[WRITTEN EXERCISE]: Quote, without change, all of the lines that follow.

(Collected data)
— BEGIN —
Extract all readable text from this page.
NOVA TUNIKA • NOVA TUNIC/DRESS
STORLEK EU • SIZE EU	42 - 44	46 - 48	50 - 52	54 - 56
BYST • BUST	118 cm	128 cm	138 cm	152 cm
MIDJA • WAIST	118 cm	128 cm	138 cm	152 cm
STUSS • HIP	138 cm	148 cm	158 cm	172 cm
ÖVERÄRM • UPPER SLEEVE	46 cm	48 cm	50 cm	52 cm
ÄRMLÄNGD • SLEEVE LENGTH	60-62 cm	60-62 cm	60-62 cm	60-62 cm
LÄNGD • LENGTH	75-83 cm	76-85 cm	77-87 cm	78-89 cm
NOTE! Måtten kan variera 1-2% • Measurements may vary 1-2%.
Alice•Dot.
— END —
[ANSWER]:
Extract all readable text from this page.
NOVA TUNIKA • NOVA TUNIC/DRESS
STORLEK EU • SIZE EU	42 - 44	46 - 48	50 - 52	54 - 56
BYST • BUST	118 cm	128 cm	138 cm	152 cm
MIDJA • WAIST	118 cm	128 cm	138 cm	152 cm
STUSS • HIP	138 cm	148 cm	158 cm	172 cm
ÖVERÄRM • UPPER SLEEVE	46 cm	48 cm	50 cm	52 cm
ÄRMLÄNGD • SLEEVE LENGTH	60-62 cm	60-62 cm	60-62 cm	60-62 cm
LÄNGD • LENGTH	75-83 cm	76-85 cm	77-87 cm	78-89 cm
NOTE! Måtten kan variera 1-2% • Measurements may vary 1-2%.
Alice•Dot.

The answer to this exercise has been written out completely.